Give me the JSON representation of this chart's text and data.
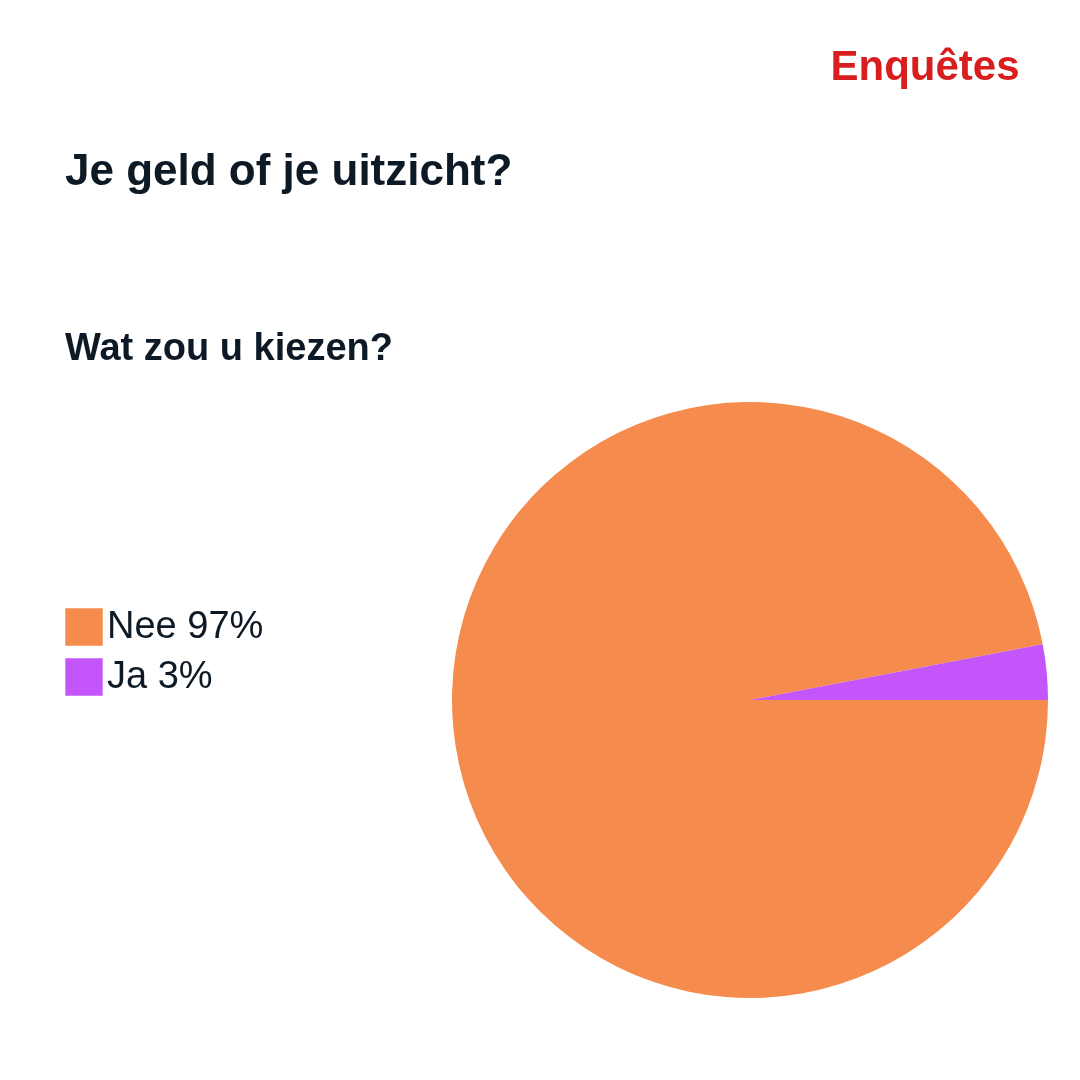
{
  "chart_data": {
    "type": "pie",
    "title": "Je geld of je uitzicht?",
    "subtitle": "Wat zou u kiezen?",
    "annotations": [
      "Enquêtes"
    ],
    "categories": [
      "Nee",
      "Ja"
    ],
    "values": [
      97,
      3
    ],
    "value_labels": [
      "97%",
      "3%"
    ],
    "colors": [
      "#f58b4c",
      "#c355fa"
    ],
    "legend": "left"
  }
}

^^^^

§ **TASK**
Reproduce the listing exactly. Leave its pictures out.

§ **SOLUTION**
Give me the JSON representation of this chart's text and data.
{
  "chart_data": {
    "type": "pie",
    "title": "Je geld of je uitzicht?",
    "subtitle": "Wat zou u kiezen?",
    "annotations": [
      "Enquêtes"
    ],
    "categories": [
      "Nee",
      "Ja"
    ],
    "values": [
      97,
      3
    ],
    "value_labels": [
      "97%",
      "3%"
    ],
    "colors": [
      "#f58b4c",
      "#c355fa"
    ],
    "legend": "left"
  }
}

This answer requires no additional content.